» **Aim**
Search the material and gather each line with "screenshot" in it.
+---+
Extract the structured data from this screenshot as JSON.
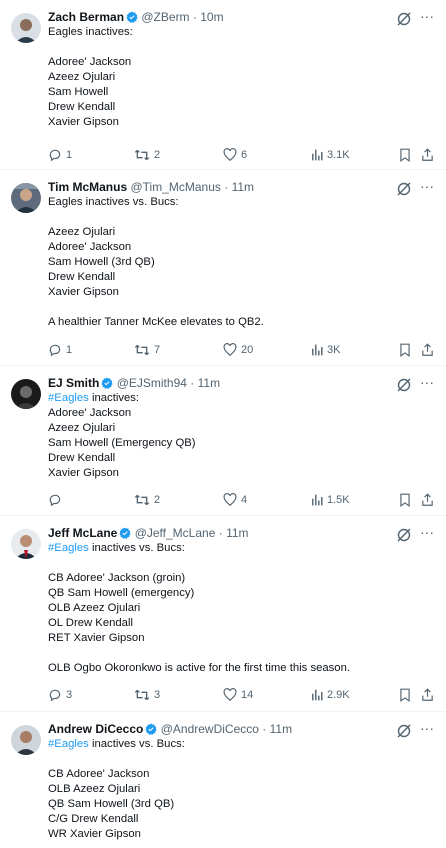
{
  "tweets": [
    {
      "name": "Zach Berman",
      "verified": true,
      "handle": "@ZBerm",
      "time": "10m",
      "lines": [
        "Eagles inactives:",
        "",
        "Adoree' Jackson",
        "Azeez Ojulari",
        "Sam Howell",
        "Drew Kendall",
        "Xavier Gipson"
      ],
      "replies": "1",
      "reposts": "2",
      "likes": "6",
      "views": "3.1K"
    },
    {
      "name": "Tim McManus",
      "verified": false,
      "handle": "@Tim_McManus",
      "time": "11m",
      "lines": [
        "Eagles inactives vs. Bucs:",
        "",
        "Azeez Ojulari",
        "Adoree' Jackson",
        "Sam Howell (3rd QB)",
        "Drew Kendall",
        "Xavier Gipson",
        "",
        "A healthier Tanner McKee elevates to QB2."
      ],
      "replies": "1",
      "reposts": "7",
      "likes": "20",
      "views": "3K"
    },
    {
      "name": "EJ Smith",
      "verified": true,
      "handle": "@EJSmith94",
      "time": "11m",
      "hashtag": "#Eagles",
      "first_rest": " inactives:",
      "lines": [
        "Adoree' Jackson",
        "Azeez Ojulari",
        "Sam Howell (Emergency QB)",
        "Drew Kendall",
        "Xavier Gipson"
      ],
      "replies": "",
      "reposts": "2",
      "likes": "4",
      "views": "1.5K"
    },
    {
      "name": "Jeff McLane",
      "verified": true,
      "handle": "@Jeff_McLane",
      "time": "11m",
      "hashtag": "#Eagles",
      "first_rest": " inactives vs. Bucs:",
      "lines": [
        "",
        "CB Adoree' Jackson (groin)",
        "QB Sam Howell (emergency)",
        "OLB Azeez Ojulari",
        "OL Drew Kendall",
        "RET Xavier Gipson",
        "",
        "OLB Ogbo Okoronkwo is active for the first time this season."
      ],
      "replies": "3",
      "reposts": "3",
      "likes": "14",
      "views": "2.9K"
    },
    {
      "name": "Andrew DiCecco",
      "verified": true,
      "handle": "@AndrewDiCecco",
      "time": "11m",
      "hashtag": "#Eagles",
      "first_rest": " inactives vs. Bucs:",
      "lines": [
        "",
        "CB Adoree' Jackson",
        "OLB Azeez Ojulari",
        "QB Sam Howell (3rd QB)",
        "C/G Drew Kendall",
        "WR Xavier Gipson"
      ],
      "replies": "",
      "reposts": "",
      "likes": "",
      "views": ""
    }
  ],
  "separator": "·",
  "more_glyph": "···",
  "icons": [
    "reply-icon",
    "repost-icon",
    "like-icon",
    "views-icon",
    "bookmark-icon",
    "share-icon",
    "grok-icon",
    "verified-icon"
  ],
  "colors": {
    "accent": "#1d9bf0",
    "text": "#0f1419",
    "muted": "#536471",
    "border": "#eff3f4"
  }
}
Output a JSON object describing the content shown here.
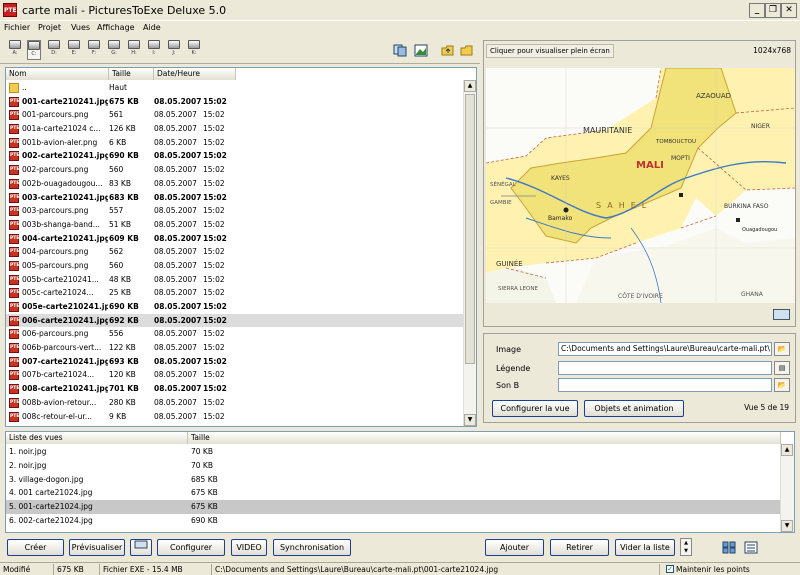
{
  "window": {
    "title": "carte mali - PicturesToExe Deluxe 5.0",
    "icon_text": "PTE"
  },
  "menu": [
    "Fichier",
    "Projet",
    "Vues",
    "Affichage",
    "Aide"
  ],
  "drives": [
    "A:",
    "C:",
    "D:",
    "E:",
    "F:",
    "G:",
    "H:",
    "I:",
    "J:",
    "K:"
  ],
  "filelist": {
    "headers": {
      "name": "Nom",
      "size": "Taille",
      "date": "Date/Heure"
    },
    "rows": [
      {
        "name": "..",
        "size": "Haut",
        "date": "",
        "time": "",
        "icon": "folder-icon"
      },
      {
        "name": "001-carte210241.jpg",
        "size": "675 KB",
        "date": "08.05.2007",
        "time": "15:02",
        "bold": true
      },
      {
        "name": "001-parcours.png",
        "size": "561",
        "date": "08.05.2007",
        "time": "15:02"
      },
      {
        "name": "001a-carte21024 c...",
        "size": "126 KB",
        "date": "08.05.2007",
        "time": "15:02"
      },
      {
        "name": "001b-avion-aler.png",
        "size": "6 KB",
        "date": "08.05.2007",
        "time": "15:02"
      },
      {
        "name": "002-carte210241.jpg",
        "size": "690 KB",
        "date": "08.05.2007",
        "time": "15:02",
        "bold": true
      },
      {
        "name": "002-parcours.png",
        "size": "560",
        "date": "08.05.2007",
        "time": "15:02"
      },
      {
        "name": "002b-ouagadougou...",
        "size": "83 KB",
        "date": "08.05.2007",
        "time": "15:02"
      },
      {
        "name": "003-carte210241.jpg",
        "size": "683 KB",
        "date": "08.05.2007",
        "time": "15:02",
        "bold": true
      },
      {
        "name": "003-parcours.png",
        "size": "557",
        "date": "08.05.2007",
        "time": "15:02"
      },
      {
        "name": "003b-shanga-band...",
        "size": "51 KB",
        "date": "08.05.2007",
        "time": "15:02"
      },
      {
        "name": "004-carte210241.jpg",
        "size": "609 KB",
        "date": "08.05.2007",
        "time": "15:02",
        "bold": true
      },
      {
        "name": "004-parcours.png",
        "size": "562",
        "date": "08.05.2007",
        "time": "15:02"
      },
      {
        "name": "005-parcours.png",
        "size": "560",
        "date": "08.05.2007",
        "time": "15:02"
      },
      {
        "name": "005b-carte210241...",
        "size": "48 KB",
        "date": "08.05.2007",
        "time": "15:02"
      },
      {
        "name": "005c-carte21024...",
        "size": "25 KB",
        "date": "08.05.2007",
        "time": "15:02"
      },
      {
        "name": "005e-carte210241.jpg",
        "size": "690 KB",
        "date": "08.05.2007",
        "time": "15:02",
        "bold": true
      },
      {
        "name": "006-carte210241.jpg",
        "size": "692 KB",
        "date": "08.05.2007",
        "time": "15:02",
        "bold": true,
        "selected": true
      },
      {
        "name": "006-parcours.png",
        "size": "556",
        "date": "08.05.2007",
        "time": "15:02"
      },
      {
        "name": "006b-parcours-vert...",
        "size": "122 KB",
        "date": "08.05.2007",
        "time": "15:02"
      },
      {
        "name": "007-carte210241.jpg",
        "size": "693 KB",
        "date": "08.05.2007",
        "time": "15:02",
        "bold": true
      },
      {
        "name": "007b-carte21024...",
        "size": "120 KB",
        "date": "08.05.2007",
        "time": "15:02"
      },
      {
        "name": "008-carte210241.jpg",
        "size": "701 KB",
        "date": "08.05.2007",
        "time": "15:02",
        "bold": true
      },
      {
        "name": "008b-avion-retour...",
        "size": "280 KB",
        "date": "08.05.2007",
        "time": "15:02"
      },
      {
        "name": "008c-retour-el-ur...",
        "size": "9 KB",
        "date": "08.05.2007",
        "time": "15:02"
      }
    ]
  },
  "preview": {
    "button": "Cliquer pour visualiser plein écran",
    "resolution": "1024x768"
  },
  "map_labels": [
    "AZAOUAD",
    "MAURITANIE",
    "MALI",
    "MOPTI",
    "KAYES",
    "SÉNÉGAL",
    "GAMBIE",
    "GUINÉE",
    "SIERRA LEONE",
    "CÔTE D'IVOIRE",
    "GHANA",
    "BURKINA FASO",
    "Bamako",
    "Ouagadougou",
    "NIGER",
    "TOMBOUCTOU",
    "SAHEL"
  ],
  "props": {
    "image_label": "Image",
    "image_value": "C:\\Documents and Settings\\Laure\\Bureau\\carte-mali.pt\\",
    "legend_label": "Légende",
    "legend_value": "",
    "sound_label": "Son B",
    "sound_value": "",
    "config_btn": "Configurer la vue",
    "objects_btn": "Objets et animation",
    "view_count": "Vue 5 de 19"
  },
  "viewlist": {
    "headers": {
      "name": "Liste des vues",
      "size": "Taille"
    },
    "rows": [
      {
        "name": "1. noir.jpg",
        "size": "70 KB"
      },
      {
        "name": "2. noir.jpg",
        "size": "70 KB"
      },
      {
        "name": "3. village-dogon.jpg",
        "size": "685 KB"
      },
      {
        "name": "4. 001 carte21024.jpg",
        "size": "675 KB"
      },
      {
        "name": "5. 001-carte21024.jpg",
        "size": "675 KB",
        "selected": true
      },
      {
        "name": "6. 002-carte21024.jpg",
        "size": "690 KB"
      }
    ]
  },
  "bottom_buttons": {
    "create": "Créer",
    "preview": "Prévisualiser",
    "configure": "Configurer",
    "video": "VIDEO",
    "sync": "Synchronisation",
    "add": "Ajouter",
    "remove": "Retirer",
    "clear": "Vider la liste"
  },
  "status": {
    "modified": "Modifié",
    "size": "675 KB",
    "exe": "Fichier EXE - 15.4 MB",
    "path": "C:\\Documents and Settings\\Laure\\Bureau\\carte-mali.pt\\001-carte21024.jpg",
    "keep_points": "Maintenir les points"
  }
}
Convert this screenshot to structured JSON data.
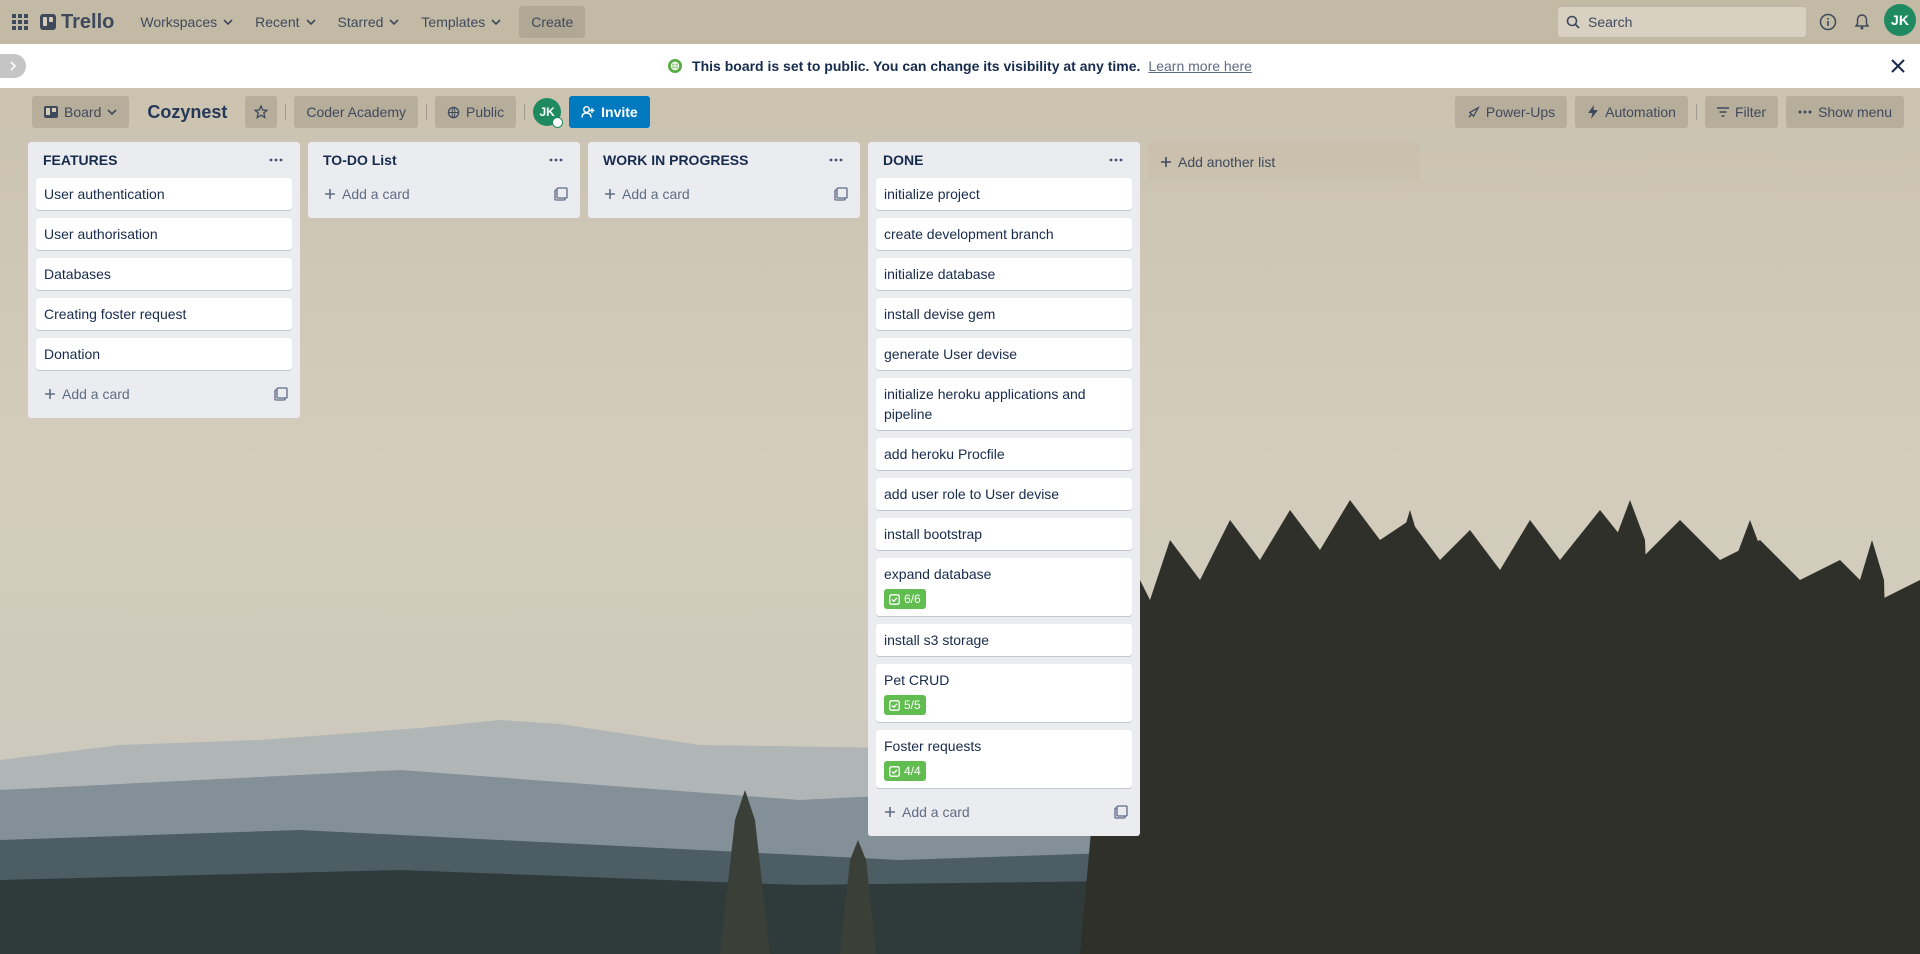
+---+
» **Response to this exercise**
Extract the structured data from this screenshot as JSON.
Convert this screenshot to structured JSON data.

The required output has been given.